Every record should be copied exactly, except that pictures are to be omitted.

....................

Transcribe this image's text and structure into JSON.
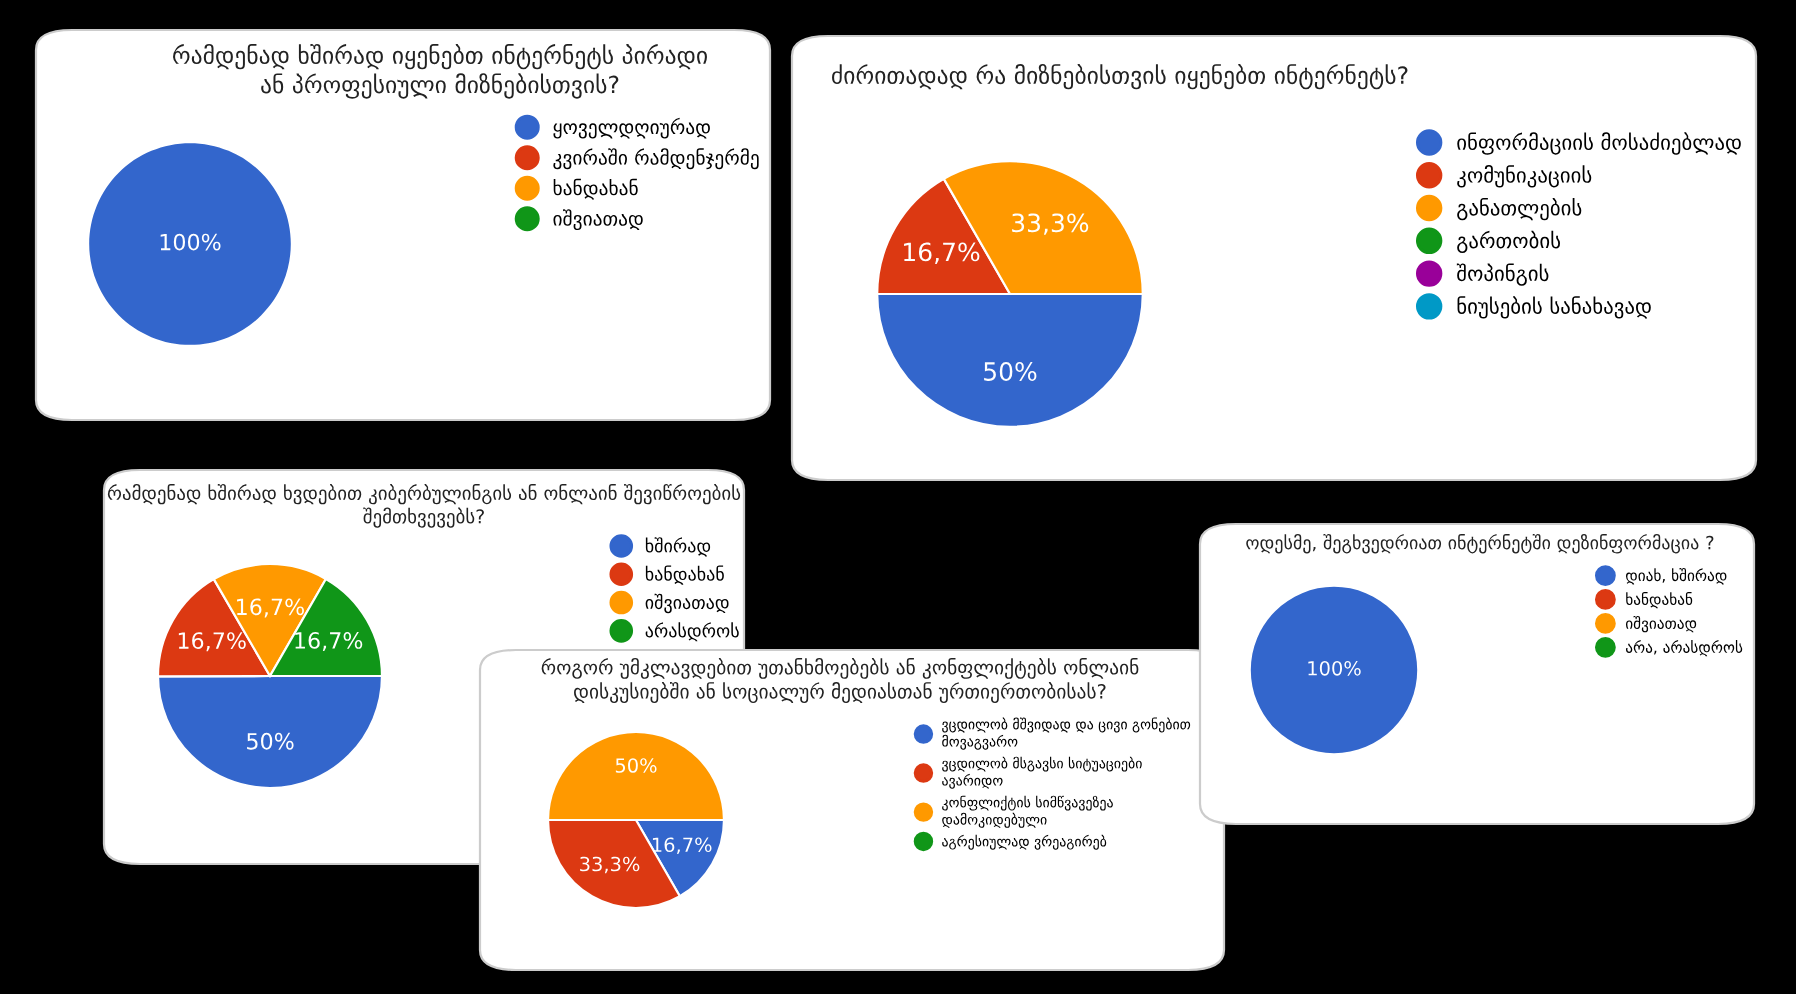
{
  "chart_data": [
    {
      "type": "pie",
      "title": "რამდენად ხშირად იყენებთ ინტერნეტს პირადი\nან პროფესიული მიზნებისთვის?",
      "categories": [
        "ყოველდღიურად",
        "კვირაში რამდენჯერმე",
        "ხანდახან",
        "იშვიათად"
      ],
      "values": [
        100,
        0,
        0,
        0
      ],
      "colors": [
        "#3366cc",
        "#dc3912",
        "#ff9900",
        "#109618"
      ],
      "value_labels": [
        "100%",
        null,
        null,
        null
      ],
      "legend": "right"
    },
    {
      "type": "pie",
      "title": "ძირითადად რა მიზნებისთვის იყენებთ ინტერნეტს?",
      "categories": [
        "ინფორმაციის მოსაძიებლად",
        "კომუნიკაციის",
        "განათლების",
        "გართობის",
        "შოპინგის",
        "ნიუსების სანახავად"
      ],
      "values": [
        50,
        16.7,
        33.3,
        0,
        0,
        0
      ],
      "colors": [
        "#3366cc",
        "#dc3912",
        "#ff9900",
        "#109618",
        "#990099",
        "#0099c6"
      ],
      "value_labels": [
        "50%",
        "16,7%",
        "33,3%",
        null,
        null,
        null
      ],
      "legend": "right"
    },
    {
      "type": "pie",
      "title": "რამდენად ხშირად ხვდებით კიბერბულინგის ან ონლაინ შევიწროების\nშემთხვევებს?",
      "categories": [
        "ხშირად",
        "ხანდახან",
        "იშვიათად",
        "არასდროს"
      ],
      "values": [
        50,
        16.7,
        16.7,
        16.7
      ],
      "colors": [
        "#3366cc",
        "#dc3912",
        "#ff9900",
        "#109618"
      ],
      "value_labels": [
        "50%",
        "16,7%",
        "16,7%",
        "16,7%"
      ],
      "legend": "right"
    },
    {
      "type": "pie",
      "title": "როგორ უმკლავდებით უთანხმოებებს ან კონფლიქტებს ონლაინ\nდისკუსიებში ან სოციალურ მედიასთან ურთიერთობისას?",
      "categories": [
        "ვცდილობ მშვიდად და ცივი გონებით\nმოვაგვარო",
        "ვცდილობ მსგავსი სიტუაციები\nავარიდო",
        "კონფლიქტის სიმწვავეზეა\nდამოკიდებული",
        "აგრესიულად ვრეაგირებ"
      ],
      "values": [
        16.7,
        33.3,
        50,
        0
      ],
      "colors": [
        "#3366cc",
        "#dc3912",
        "#ff9900",
        "#109618"
      ],
      "value_labels": [
        "16,7%",
        "33,3%",
        "50%",
        null
      ],
      "legend": "right"
    },
    {
      "type": "pie",
      "title": "ოდესმე, შეგხვედრიათ ინტერნეტში დეზინფორმაცია ?",
      "categories": [
        "დიახ, ხშირად",
        "ხანდახან",
        "იშვიათად",
        "არა, არასდროს"
      ],
      "values": [
        100,
        0,
        0,
        0
      ],
      "colors": [
        "#3366cc",
        "#dc3912",
        "#ff9900",
        "#109618"
      ],
      "value_labels": [
        "100%",
        null,
        null,
        null
      ],
      "legend": "right"
    }
  ]
}
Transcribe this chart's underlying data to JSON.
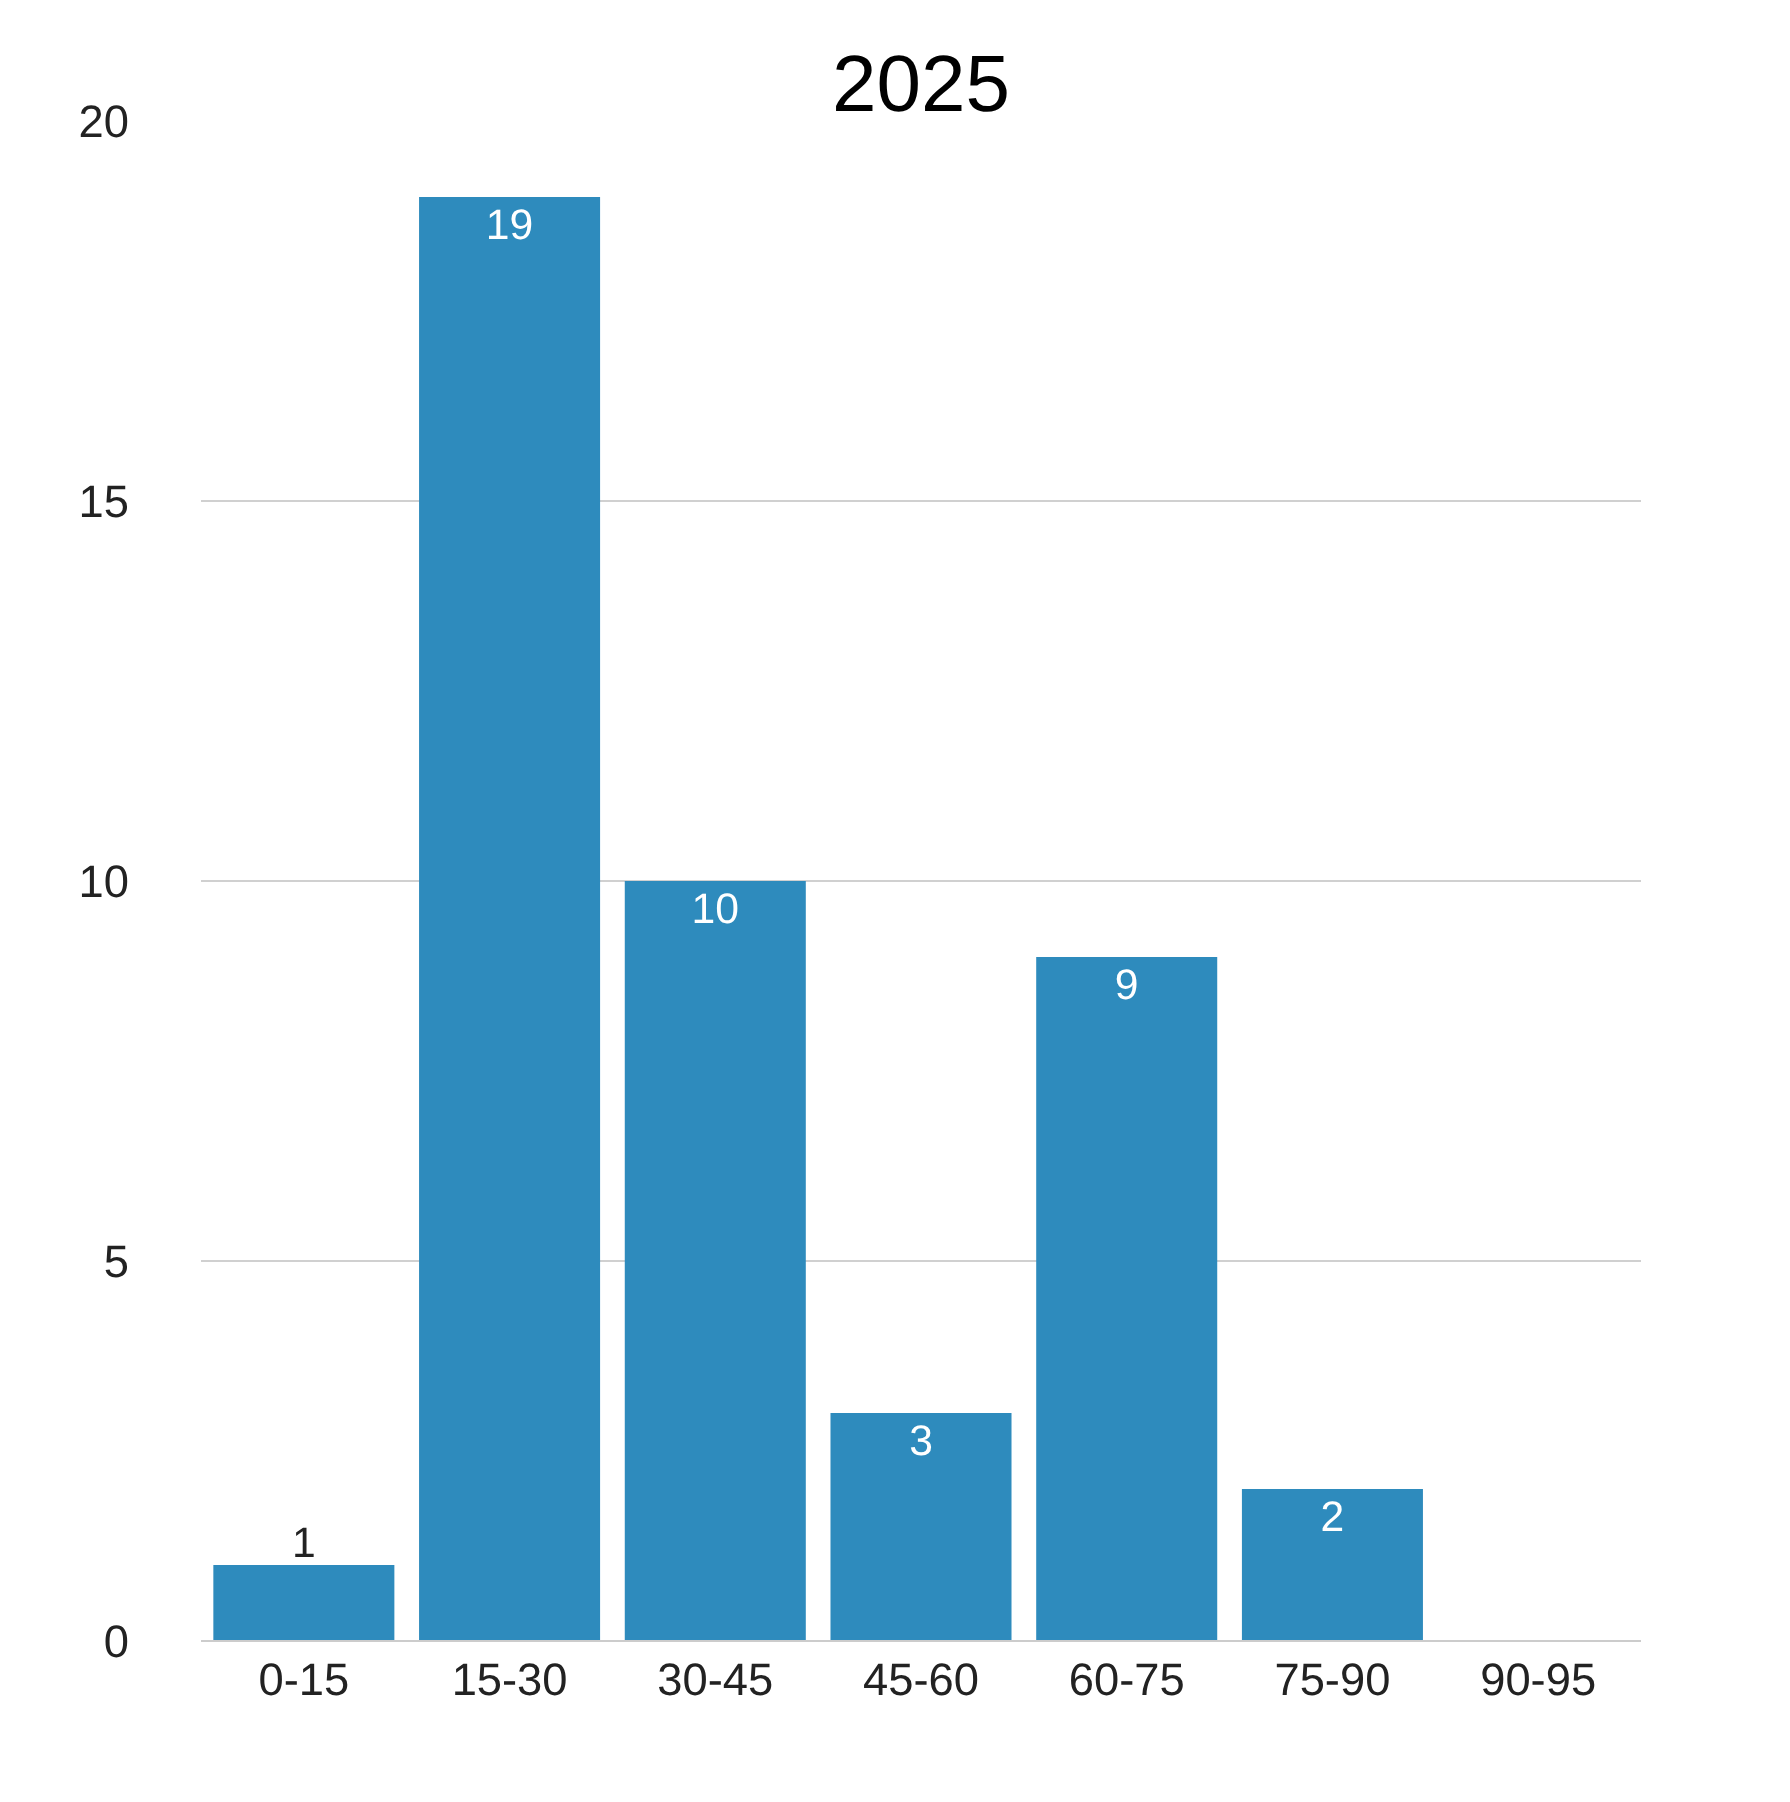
{
  "chart_data": {
    "type": "bar",
    "title": "2025",
    "categories": [
      "0-15",
      "15-30",
      "30-45",
      "45-60",
      "60-75",
      "75-90",
      "90-95"
    ],
    "values": [
      1,
      19,
      10,
      3,
      9,
      2,
      0
    ],
    "value_labels": [
      "1",
      "19",
      "10",
      "3",
      "9",
      "2",
      null
    ],
    "color": "#2e8bbd",
    "ylim": [
      0,
      20
    ],
    "yticks": [
      0,
      5,
      10,
      15,
      20
    ],
    "grid": "y"
  }
}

....................

## ANSWER TO THE PROBLEM
Transcribe this image's text and structure into JSON.
{
  "chart_data": [
    {
      "type": "pie",
      "title": "რამდენად ხშირად იყენებთ ინტერნეტს პირადი\nან პროფესიული მიზნებისთვის?",
      "categories": [
        "ყოველდღიურად",
        "კვირაში რამდენჯერმე",
        "ხანდახან",
        "იშვიათად"
      ],
      "values": [
        100,
        0,
        0,
        0
      ],
      "colors": [
        "#3366cc",
        "#dc3912",
        "#ff9900",
        "#109618"
      ],
      "value_labels": [
        "100%",
        null,
        null,
        null
      ],
      "legend": "right"
    },
    {
      "type": "pie",
      "title": "ძირითადად რა მიზნებისთვის იყენებთ ინტერნეტს?",
      "categories": [
        "ინფორმაციის მოსაძიებლად",
        "კომუნიკაციის",
        "განათლების",
        "გართობის",
        "შოპინგის",
        "ნიუსების სანახავად"
      ],
      "values": [
        50,
        16.7,
        33.3,
        0,
        0,
        0
      ],
      "colors": [
        "#3366cc",
        "#dc3912",
        "#ff9900",
        "#109618",
        "#990099",
        "#0099c6"
      ],
      "value_labels": [
        "50%",
        "16,7%",
        "33,3%",
        null,
        null,
        null
      ],
      "legend": "right"
    },
    {
      "type": "pie",
      "title": "რამდენად ხშირად ხვდებით კიბერბულინგის ან ონლაინ შევიწროების\nშემთხვევებს?",
      "categories": [
        "ხშირად",
        "ხანდახან",
        "იშვიათად",
        "არასდროს"
      ],
      "values": [
        50,
        16.7,
        16.7,
        16.7
      ],
      "colors": [
        "#3366cc",
        "#dc3912",
        "#ff9900",
        "#109618"
      ],
      "value_labels": [
        "50%",
        "16,7%",
        "16,7%",
        "16,7%"
      ],
      "legend": "right"
    },
    {
      "type": "pie",
      "title": "როგორ უმკლავდებით უთანხმოებებს ან კონფლიქტებს ონლაინ\nდისკუსიებში ან სოციალურ მედიასთან ურთიერთობისას?",
      "categories": [
        "ვცდილობ მშვიდად და ცივი გონებით\nმოვაგვარო",
        "ვცდილობ მსგავსი სიტუაციები\nავარიდო",
        "კონფლიქტის სიმწვავეზეა\nდამოკიდებული",
        "აგრესიულად ვრეაგირებ"
      ],
      "values": [
        16.7,
        33.3,
        50,
        0
      ],
      "colors": [
        "#3366cc",
        "#dc3912",
        "#ff9900",
        "#109618"
      ],
      "value_labels": [
        "16,7%",
        "33,3%",
        "50%",
        null
      ],
      "legend": "right"
    },
    {
      "type": "pie",
      "title": "ოდესმე, შეგხვედრიათ ინტერნეტში დეზინფორმაცია ?",
      "categories": [
        "დიახ, ხშირად",
        "ხანდახან",
        "იშვიათად",
        "არა, არასდროს"
      ],
      "values": [
        100,
        0,
        0,
        0
      ],
      "colors": [
        "#3366cc",
        "#dc3912",
        "#ff9900",
        "#109618"
      ],
      "value_labels": [
        "100%",
        null,
        null,
        null
      ],
      "legend": "right"
    }
  ]
}
Transcribe this chart's underlying data to JSON.
{
  "chart_data": {
    "type": "bar",
    "title": "2025",
    "categories": [
      "0-15",
      "15-30",
      "30-45",
      "45-60",
      "60-75",
      "75-90",
      "90-95"
    ],
    "values": [
      1,
      19,
      10,
      3,
      9,
      2,
      0
    ],
    "value_labels": [
      "1",
      "19",
      "10",
      "3",
      "9",
      "2",
      null
    ],
    "color": "#2e8bbd",
    "ylim": [
      0,
      20
    ],
    "yticks": [
      0,
      5,
      10,
      15,
      20
    ],
    "grid": "y"
  }
}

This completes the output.